══ Entries
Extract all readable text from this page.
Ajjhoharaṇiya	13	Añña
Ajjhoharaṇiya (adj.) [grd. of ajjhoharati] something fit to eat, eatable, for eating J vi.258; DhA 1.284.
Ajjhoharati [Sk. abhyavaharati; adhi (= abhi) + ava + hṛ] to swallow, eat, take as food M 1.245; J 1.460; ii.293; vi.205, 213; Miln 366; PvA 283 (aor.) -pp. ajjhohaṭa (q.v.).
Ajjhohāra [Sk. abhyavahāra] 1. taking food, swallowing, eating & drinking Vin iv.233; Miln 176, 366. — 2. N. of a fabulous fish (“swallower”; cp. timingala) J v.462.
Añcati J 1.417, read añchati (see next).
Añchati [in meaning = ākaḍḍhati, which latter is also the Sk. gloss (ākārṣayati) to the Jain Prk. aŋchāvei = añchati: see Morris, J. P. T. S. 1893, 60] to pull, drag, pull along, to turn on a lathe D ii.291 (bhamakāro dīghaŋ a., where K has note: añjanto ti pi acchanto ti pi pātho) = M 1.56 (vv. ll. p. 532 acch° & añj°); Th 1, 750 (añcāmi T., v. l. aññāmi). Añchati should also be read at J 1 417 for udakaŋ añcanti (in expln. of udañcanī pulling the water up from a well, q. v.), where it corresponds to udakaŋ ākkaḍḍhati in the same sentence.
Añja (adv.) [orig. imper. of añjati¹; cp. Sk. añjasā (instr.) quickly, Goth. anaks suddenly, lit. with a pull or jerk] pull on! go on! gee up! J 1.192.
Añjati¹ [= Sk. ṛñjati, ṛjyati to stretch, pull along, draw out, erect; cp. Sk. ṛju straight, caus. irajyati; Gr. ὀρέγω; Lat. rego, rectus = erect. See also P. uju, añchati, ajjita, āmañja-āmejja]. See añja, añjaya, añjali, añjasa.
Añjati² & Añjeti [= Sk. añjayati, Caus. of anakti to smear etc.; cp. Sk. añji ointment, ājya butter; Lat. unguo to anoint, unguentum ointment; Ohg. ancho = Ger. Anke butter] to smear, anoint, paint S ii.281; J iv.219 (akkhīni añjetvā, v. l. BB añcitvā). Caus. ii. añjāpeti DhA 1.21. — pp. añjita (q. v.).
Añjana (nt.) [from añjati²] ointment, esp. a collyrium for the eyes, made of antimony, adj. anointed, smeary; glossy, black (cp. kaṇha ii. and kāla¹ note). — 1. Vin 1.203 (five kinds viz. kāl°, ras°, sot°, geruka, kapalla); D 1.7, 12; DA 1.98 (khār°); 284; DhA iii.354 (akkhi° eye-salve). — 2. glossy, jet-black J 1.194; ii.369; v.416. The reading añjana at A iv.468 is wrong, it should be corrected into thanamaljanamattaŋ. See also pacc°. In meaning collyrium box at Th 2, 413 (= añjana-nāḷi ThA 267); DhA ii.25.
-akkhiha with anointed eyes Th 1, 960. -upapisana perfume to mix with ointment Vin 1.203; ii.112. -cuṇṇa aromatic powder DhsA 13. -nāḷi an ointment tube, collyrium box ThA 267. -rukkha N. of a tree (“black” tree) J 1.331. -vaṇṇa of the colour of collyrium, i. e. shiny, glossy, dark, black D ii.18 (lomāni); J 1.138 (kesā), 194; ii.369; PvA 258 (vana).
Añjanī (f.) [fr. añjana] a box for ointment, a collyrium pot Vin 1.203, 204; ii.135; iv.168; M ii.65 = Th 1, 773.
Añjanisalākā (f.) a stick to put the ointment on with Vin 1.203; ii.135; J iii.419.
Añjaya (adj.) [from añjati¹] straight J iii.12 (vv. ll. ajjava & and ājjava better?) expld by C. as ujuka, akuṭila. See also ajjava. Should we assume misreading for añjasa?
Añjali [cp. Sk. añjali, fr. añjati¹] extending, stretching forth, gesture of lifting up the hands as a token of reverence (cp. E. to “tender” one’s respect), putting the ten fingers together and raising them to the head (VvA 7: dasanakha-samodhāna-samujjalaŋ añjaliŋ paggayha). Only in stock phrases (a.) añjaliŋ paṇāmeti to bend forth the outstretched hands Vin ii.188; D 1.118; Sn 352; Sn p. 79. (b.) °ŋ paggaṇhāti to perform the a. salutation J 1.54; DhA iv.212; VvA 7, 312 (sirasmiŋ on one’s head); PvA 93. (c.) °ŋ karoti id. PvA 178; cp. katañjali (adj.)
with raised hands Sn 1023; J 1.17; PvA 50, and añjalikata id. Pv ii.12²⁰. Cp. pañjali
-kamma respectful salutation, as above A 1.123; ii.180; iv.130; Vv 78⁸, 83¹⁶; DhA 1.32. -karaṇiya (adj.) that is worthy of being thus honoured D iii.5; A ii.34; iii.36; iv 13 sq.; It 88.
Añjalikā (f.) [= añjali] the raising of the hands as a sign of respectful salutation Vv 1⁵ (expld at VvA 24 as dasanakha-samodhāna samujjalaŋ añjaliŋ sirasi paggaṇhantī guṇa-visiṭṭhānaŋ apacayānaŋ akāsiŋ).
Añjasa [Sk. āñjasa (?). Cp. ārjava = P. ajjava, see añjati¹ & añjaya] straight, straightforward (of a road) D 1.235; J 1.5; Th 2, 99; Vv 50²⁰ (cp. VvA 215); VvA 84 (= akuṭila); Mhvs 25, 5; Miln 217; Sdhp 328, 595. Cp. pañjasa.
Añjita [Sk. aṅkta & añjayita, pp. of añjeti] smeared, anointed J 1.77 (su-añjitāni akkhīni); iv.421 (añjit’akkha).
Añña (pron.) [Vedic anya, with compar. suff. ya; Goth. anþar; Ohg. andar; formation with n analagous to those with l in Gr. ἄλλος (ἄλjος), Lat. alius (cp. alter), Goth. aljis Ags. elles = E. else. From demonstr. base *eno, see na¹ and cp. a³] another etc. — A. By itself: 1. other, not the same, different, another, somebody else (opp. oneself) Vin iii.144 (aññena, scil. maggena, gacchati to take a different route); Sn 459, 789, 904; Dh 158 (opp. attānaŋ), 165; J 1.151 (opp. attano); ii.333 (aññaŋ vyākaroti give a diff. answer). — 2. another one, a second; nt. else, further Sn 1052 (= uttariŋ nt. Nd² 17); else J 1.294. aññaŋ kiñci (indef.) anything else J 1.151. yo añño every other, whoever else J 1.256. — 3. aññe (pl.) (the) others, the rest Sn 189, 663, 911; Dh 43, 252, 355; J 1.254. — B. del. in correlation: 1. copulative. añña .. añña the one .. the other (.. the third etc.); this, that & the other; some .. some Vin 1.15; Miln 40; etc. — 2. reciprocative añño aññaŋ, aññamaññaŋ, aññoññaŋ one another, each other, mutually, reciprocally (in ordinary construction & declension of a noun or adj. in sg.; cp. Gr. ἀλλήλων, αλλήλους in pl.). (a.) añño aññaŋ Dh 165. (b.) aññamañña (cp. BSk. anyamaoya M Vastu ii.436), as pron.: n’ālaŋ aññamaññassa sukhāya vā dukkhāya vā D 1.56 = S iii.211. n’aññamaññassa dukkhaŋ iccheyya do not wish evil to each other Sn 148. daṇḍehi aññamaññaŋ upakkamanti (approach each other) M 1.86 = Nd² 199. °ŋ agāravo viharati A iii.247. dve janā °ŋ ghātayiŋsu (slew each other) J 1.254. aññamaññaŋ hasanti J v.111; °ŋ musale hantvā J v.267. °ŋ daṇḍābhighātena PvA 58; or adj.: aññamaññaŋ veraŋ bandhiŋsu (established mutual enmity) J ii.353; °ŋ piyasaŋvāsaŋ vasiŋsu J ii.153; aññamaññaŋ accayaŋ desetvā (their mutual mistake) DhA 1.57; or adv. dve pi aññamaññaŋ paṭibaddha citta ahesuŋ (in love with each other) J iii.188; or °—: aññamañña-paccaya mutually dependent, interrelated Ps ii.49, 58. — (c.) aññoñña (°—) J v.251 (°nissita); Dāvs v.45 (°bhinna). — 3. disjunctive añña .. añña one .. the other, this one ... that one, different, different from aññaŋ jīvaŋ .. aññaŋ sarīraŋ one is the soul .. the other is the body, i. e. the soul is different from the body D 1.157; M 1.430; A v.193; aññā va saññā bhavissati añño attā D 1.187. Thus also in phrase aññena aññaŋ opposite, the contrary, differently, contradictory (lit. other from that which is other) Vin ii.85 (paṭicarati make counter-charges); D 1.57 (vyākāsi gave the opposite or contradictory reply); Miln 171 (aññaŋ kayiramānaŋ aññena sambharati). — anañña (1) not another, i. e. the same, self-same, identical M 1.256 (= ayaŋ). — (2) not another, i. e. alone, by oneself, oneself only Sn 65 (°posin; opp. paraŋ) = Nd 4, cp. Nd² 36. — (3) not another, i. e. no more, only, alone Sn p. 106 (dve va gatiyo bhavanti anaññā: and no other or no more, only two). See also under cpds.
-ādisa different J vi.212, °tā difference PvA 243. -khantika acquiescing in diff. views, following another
════
> **Objective**: Track down every line of the material containing the string "eyes", and copy it.

> **Written reply**:
Añjana (nt.) [from añjati²] ointment, esp. a collyrium for the eyes, made of antimony, adj. anointed, smeary; glossy, black (cp. kaṇha ii. and kāla¹ note). — 1. Vin 1.203 (five kinds viz. kāl°, ras°, sot°, geruka, kapalla); D 1.7, 12; DA 1.98 (khār°); 284; DhA iii.354 (akkhi° eye-salve). — 2. glossy, jet-black J 1.194; ii.369; v.416. The reading añjana at A iv.468 is wrong, it should be corrected into thanamaljanamattaŋ. See also pacc°. In meaning collyrium box at Th 2, 413 (= añjana-nāḷi ThA 267); DhA ii.25.
-akkhiha with anointed eyes Th 1, 960. -upapisana perfume to mix with ointment Vin 1.203; ii.112. -cuṇṇa aromatic powder DhsA 13. -nāḷi an ointment tube, collyrium box ThA 267. -rukkha N. of a tree (“black” tree) J 1.331. -vaṇṇa of the colour of collyrium, i. e. shiny, glossy, dark, black D ii.18 (lomāni); J 1.138 (kesā), 194; ii.369; PvA 258 (vana).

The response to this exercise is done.